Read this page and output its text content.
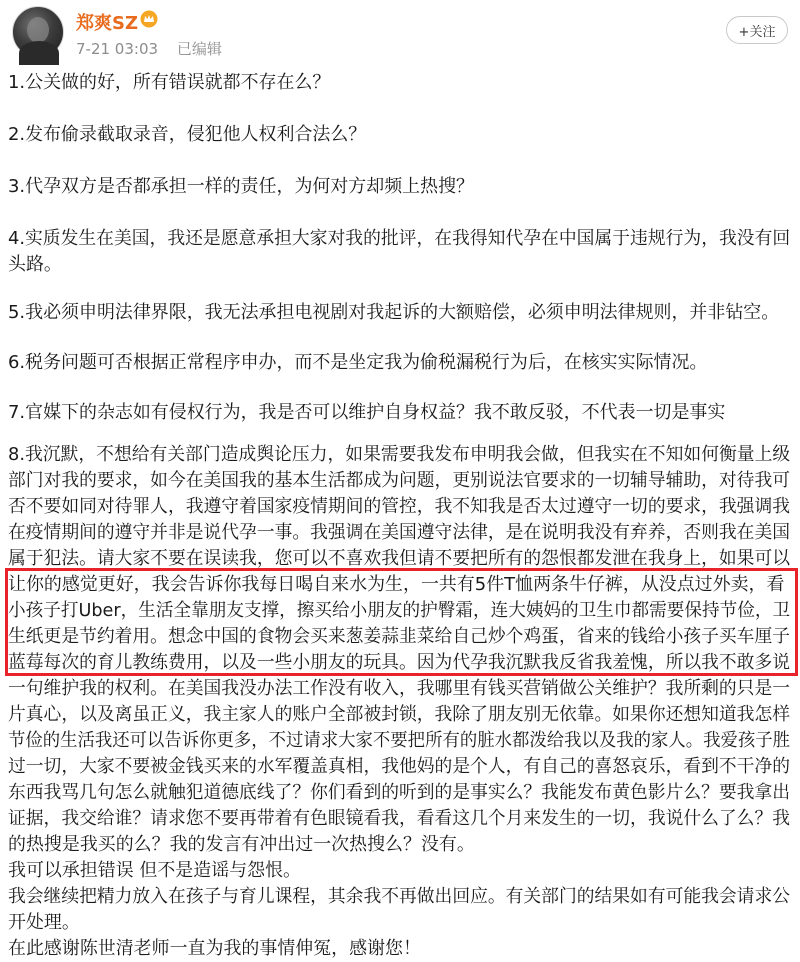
郑爽SZ
7-21 03:03 已编辑
+关注
1.公关做的好，所有错误就都不存在么？
2.发布偷录截取录音，侵犯他人权利合法么？
3.代孕双方是否都承担一样的责任，为何对方却频上热搜？
4.实质发生在美国，我还是愿意承担大家对我的批评，在我得知代孕在中国属于违规行为，我没有回
头路。
5.我必须申明法律界限，我无法承担电视剧对我起诉的大额赔偿，必须申明法律规则，并非钻空。
6.税务问题可否根据正常程序申办，而不是坐定我为偷税漏税行为后，在核实实际情况。
7.官媒下的杂志如有侵权行为，我是否可以维护自身权益？我不敢反驳，不代表一切是事实
8.我沉默，不想给有关部门造成舆论压力，如果需要我发布申明我会做，但我实在不知如何衡量上级
部门对我的要求，如今在美国我的基本生活都成为问题，更别说法官要求的一切辅导辅助，对待我可
否不要如同对待罪人，我遵守着国家疫情期间的管控，我不知我是否太过遵守一切的要求，我强调我
在疫情期间的遵守并非是说代孕一事。我强调在美国遵守法律，是在说明我没有弃养，否则我在美国
属于犯法。请大家不要在误读我，您可以不喜欢我但请不要把所有的怨恨都发泄在我身上，如果可以
让你的感觉更好，我会告诉你我每日喝自来水为生，一共有5件T恤两条牛仔裤，从没点过外卖，看
小孩子打Uber，生活全靠朋友支撑，擦买给小朋友的护臀霜，连大姨妈的卫生巾都需要保持节俭，卫
生纸更是节约着用。想念中国的食物会买来葱姜蒜韭菜给自己炒个鸡蛋，省来的钱给小孩子买车厘子
蓝莓每次的育儿教练费用，以及一些小朋友的玩具。因为代孕我沉默我反省我羞愧，所以我不敢多说
一句维护我的权利。在美国我没办法工作没有收入，我哪里有钱买营销做公关维护？我所剩的只是一
片真心，以及离虽正义，我主家人的账户全部被封锁，我除了朋友别无依靠。如果你还想知道我怎样
节俭的生活我还可以告诉你更多，不过请求大家不要把所有的脏水都泼给我以及我的家人。我爱孩子胜
过一切，大家不要被金钱买来的水军覆盖真相，我他妈的是个人，有自己的喜怒哀乐，看到不干净的
东西我骂几句怎么就触犯道德底线了？你们看到的听到的是事实么？我能发布黄色影片么？要我拿出
证据，我交给谁？请求您不要再带着有色眼镜看我，看看这几个月来发生的一切，我说什么了么？我
的热搜是我买的么？我的发言有冲出过一次热搜么？没有。
我可以承担错误 但不是造谣与怨恨。
我会继续把精力放入在孩子与育儿课程，其余我不再做出回应。有关部门的结果如有可能我会请求公
开处理。
在此感谢陈世清老师一直为我的事情伸冤，感谢您！
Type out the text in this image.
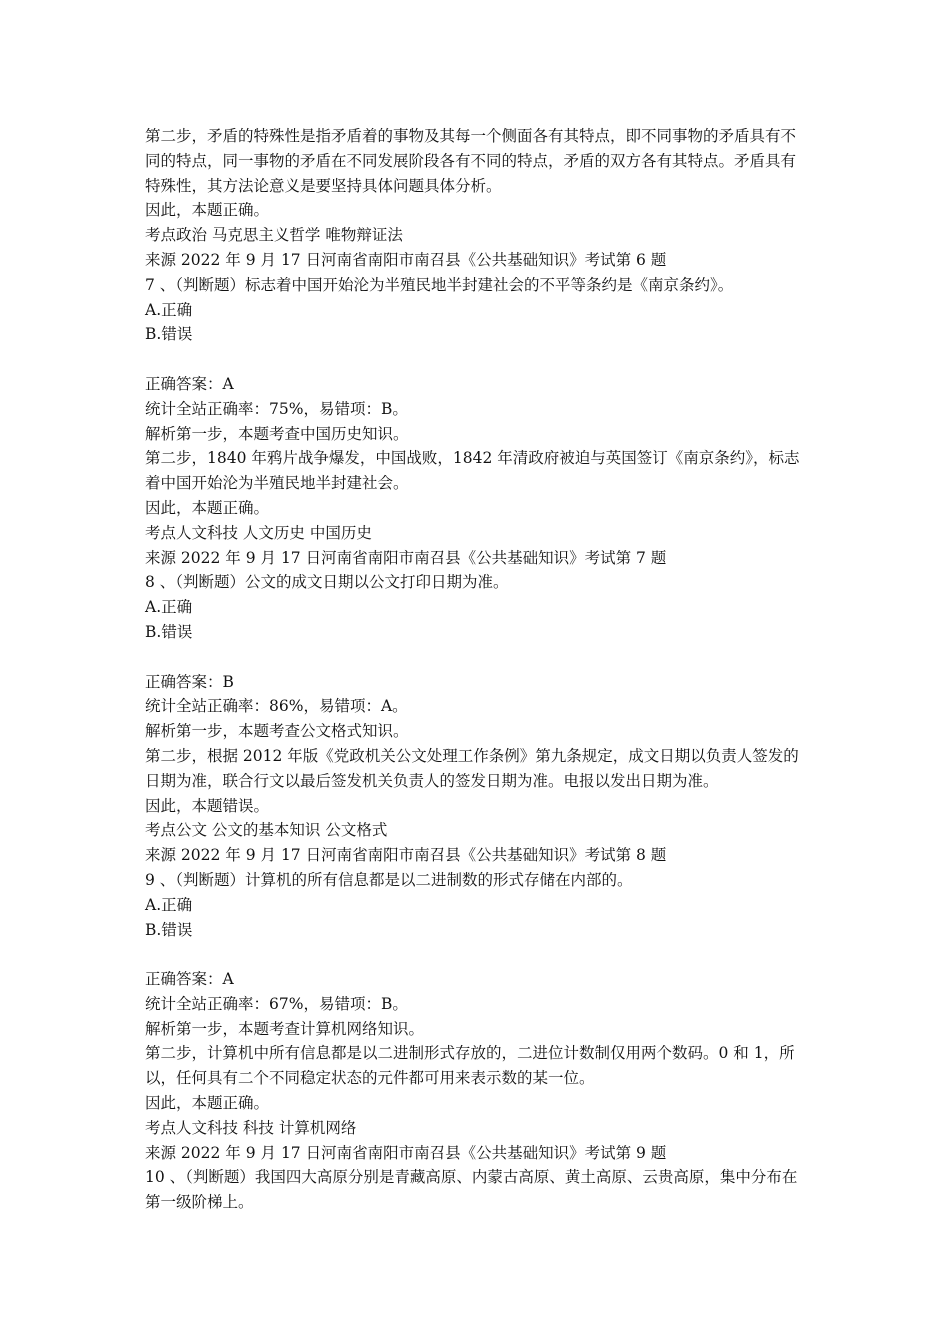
第二步，矛盾的特殊性是指矛盾着的事物及其每一个侧面各有其特点，即不同事物的矛盾具有不同的特点，同一事物的矛盾在不同发展阶段各有不同的特点，矛盾的双方各有其特点。矛盾具有特殊性，其方法论意义是要坚持具体问题具体分析。

因此，本题正确。

考点政治 马克思主义哲学 唯物辩证法

来源 2022 年 9 月 17 日河南省南阳市南召县《公共基础知识》考试第 6 题

7 、（判断题）标志着中国开始沦为半殖民地半封建社会的不平等条约是《南京条约》。

A.正确

B.错误

正确答案：A

统计全站正确率：75%，易错项：B。

解析第一步，本题考查中国历史知识。

第二步，1840 年鸦片战争爆发，中国战败，1842 年清政府被迫与英国签订《南京条约》，标志着中国开始沦为半殖民地半封建社会。

因此，本题正确。

考点人文科技 人文历史 中国历史

来源 2022 年 9 月 17 日河南省南阳市南召县《公共基础知识》考试第 7 题

8 、（判断题）公文的成文日期以公文打印日期为准。

A.正确

B.错误

正确答案：B

统计全站正确率：86%，易错项：A。

解析第一步，本题考查公文格式知识。

第二步，根据 2012 年版《党政机关公文处理工作条例》第九条规定，成文日期以负责人签发的日期为准，联合行文以最后签发机关负责人的签发日期为准。电报以发出日期为准。

因此，本题错误。

考点公文 公文的基本知识 公文格式

来源 2022 年 9 月 17 日河南省南阳市南召县《公共基础知识》考试第 8 题

9 、（判断题）计算机的所有信息都是以二进制数的形式存储在内部的。

A.正确

B.错误

正确答案：A

统计全站正确率：67%，易错项：B。

解析第一步，本题考查计算机网络知识。

第二步，计算机中所有信息都是以二进制形式存放的，二进位计数制仅用两个数码。0 和 1，所以，任何具有二个不同稳定状态的元件都可用来表示数的某一位。

因此，本题正确。

考点人文科技 科技 计算机网络

来源 2022 年 9 月 17 日河南省南阳市南召县《公共基础知识》考试第 9 题

10 、（判断题）我国四大高原分别是青藏高原、内蒙古高原、黄土高原、云贵高原，集中分布在第一级阶梯上。
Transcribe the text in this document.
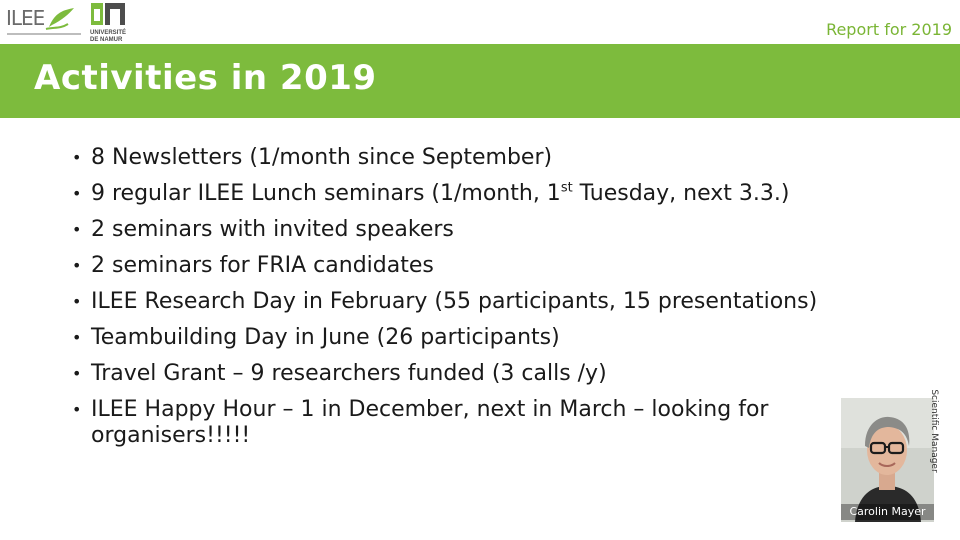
ILEE
UNIVERSITÉ
DE NAMUR
Report for 2019
Activities in 2019
• 8 Newsletters (1/month since September)
• 9 regular ILEE Lunch seminars (1/month, 1st Tuesday, next 3.3.)
• 2 seminars with invited speakers
• 2 seminars for FRIA candidates
• ILEE Research Day in February (55 participants, 15 presentations)
• Teambuilding Day in June (26 participants)
• Travel Grant – 9 researchers funded (3 calls /y)
• ILEE Happy Hour – 1 in December, next in March – looking for organisers!!!!!
Carolin Mayer
Scientific Manager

━━━━━━━━━━━━━━━━━━━━

#### TASK INSTRUCTIONS:
Ignore the images and quote every line of the listing exactly.

#### FULL OUTPUT:
Read this page and output its text content.
郑爽SZ
7-21 03:03 已编辑
+关注
1.公关做的好，所有错误就都不存在么？
2.发布偷录截取录音，侵犯他人权利合法么？
3.代孕双方是否都承担一样的责任，为何对方却频上热搜？
4.实质发生在美国，我还是愿意承担大家对我的批评，在我得知代孕在中国属于违规行为，我没有回
头路。
5.我必须申明法律界限，我无法承担电视剧对我起诉的大额赔偿，必须申明法律规则，并非钻空。
6.税务问题可否根据正常程序申办，而不是坐定我为偷税漏税行为后，在核实实际情况。
7.官媒下的杂志如有侵权行为，我是否可以维护自身权益？我不敢反驳，不代表一切是事实
8.我沉默，不想给有关部门造成舆论压力，如果需要我发布申明我会做，但我实在不知如何衡量上级
部门对我的要求，如今在美国我的基本生活都成为问题，更别说法官要求的一切辅导辅助，对待我可
否不要如同对待罪人，我遵守着国家疫情期间的管控，我不知我是否太过遵守一切的要求，我强调我
在疫情期间的遵守并非是说代孕一事。我强调在美国遵守法律，是在说明我没有弃养，否则我在美国
属于犯法。请大家不要在误读我，您可以不喜欢我但请不要把所有的怨恨都发泄在我身上，如果可以
让你的感觉更好，我会告诉你我每日喝自来水为生，一共有5件T恤两条牛仔裤，从没点过外卖，看
小孩子打Uber，生活全靠朋友支撑，擦买给小朋友的护臀霜，连大姨妈的卫生巾都需要保持节俭，卫
生纸更是节约着用。想念中国的食物会买来葱姜蒜韭菜给自己炒个鸡蛋，省来的钱给小孩子买车厘子
蓝莓每次的育儿教练费用，以及一些小朋友的玩具。因为代孕我沉默我反省我羞愧，所以我不敢多说
一句维护我的权利。在美国我没办法工作没有收入，我哪里有钱买营销做公关维护？我所剩的只是一
片真心，以及离虽正义，我主家人的账户全部被封锁，我除了朋友别无依靠。如果你还想知道我怎样
节俭的生活我还可以告诉你更多，不过请求大家不要把所有的脏水都泼给我以及我的家人。我爱孩子胜
过一切，大家不要被金钱买来的水军覆盖真相，我他妈的是个人，有自己的喜怒哀乐，看到不干净的
东西我骂几句怎么就触犯道德底线了？你们看到的听到的是事实么？我能发布黄色影片么？要我拿出
证据，我交给谁？请求您不要再带着有色眼镜看我，看看这几个月来发生的一切，我说什么了么？我
的热搜是我买的么？我的发言有冲出过一次热搜么？没有。
我可以承担错误 但不是造谣与怨恨。
我会继续把精力放入在孩子与育儿课程，其余我不再做出回应。有关部门的结果如有可能我会请求公
开处理。
在此感谢陈世清老师一直为我的事情伸冤，感谢您！
Type out the text in this image.
第二步，矛盾的特殊性是指矛盾着的事物及其每一个侧面各有其特点，即不同事物的矛盾具有不同的特点，同一事物的矛盾在不同发展阶段各有不同的特点，矛盾的双方各有其特点。矛盾具有特殊性，其方法论意义是要坚持具体问题具体分析。

因此，本题正确。

考点政治 马克思主义哲学 唯物辩证法

来源 2022 年 9 月 17 日河南省南阳市南召县《公共基础知识》考试第 6 题

7 、（判断题）标志着中国开始沦为半殖民地半封建社会的不平等条约是《南京条约》。

A.正确

B.错误

正确答案：A

统计全站正确率：75%，易错项：B。

解析第一步，本题考查中国历史知识。

第二步，1840 年鸦片战争爆发，中国战败，1842 年清政府被迫与英国签订《南京条约》，标志着中国开始沦为半殖民地半封建社会。

因此，本题正确。

考点人文科技 人文历史 中国历史

来源 2022 年 9 月 17 日河南省南阳市南召县《公共基础知识》考试第 7 题

8 、（判断题）公文的成文日期以公文打印日期为准。

A.正确

B.错误

正确答案：B

统计全站正确率：86%，易错项：A。

解析第一步，本题考查公文格式知识。

第二步，根据 2012 年版《党政机关公文处理工作条例》第九条规定，成文日期以负责人签发的日期为准，联合行文以最后签发机关负责人的签发日期为准。电报以发出日期为准。

因此，本题错误。

考点公文 公文的基本知识 公文格式

来源 2022 年 9 月 17 日河南省南阳市南召县《公共基础知识》考试第 8 题

9 、（判断题）计算机的所有信息都是以二进制数的形式存储在内部的。

A.正确

B.错误

正确答案：A

统计全站正确率：67%，易错项：B。

解析第一步，本题考查计算机网络知识。

第二步，计算机中所有信息都是以二进制形式存放的，二进位计数制仅用两个数码。0 和 1，所以，任何具有二个不同稳定状态的元件都可用来表示数的某一位。

因此，本题正确。

考点人文科技 科技 计算机网络

来源 2022 年 9 月 17 日河南省南阳市南召县《公共基础知识》考试第 9 题

10 、（判断题）我国四大高原分别是青藏高原、内蒙古高原、黄土高原、云贵高原，集中分布在第一级阶梯上。
Transcribe the text in this document.
ILEE
UNIVERSITÉ
DE NAMUR
Report for 2019
Activities in 2019
• 8 Newsletters (1/month since September)
• 9 regular ILEE Lunch seminars (1/month, 1st Tuesday, next 3.3.)
• 2 seminars with invited speakers
• 2 seminars for FRIA candidates
• ILEE Research Day in February (55 participants, 15 presentations)
• Teambuilding Day in June (26 participants)
• Travel Grant – 9 researchers funded (3 calls /y)
• ILEE Happy Hour – 1 in December, next in March – looking for organisers!!!!!
Carolin Mayer
Scientific Manager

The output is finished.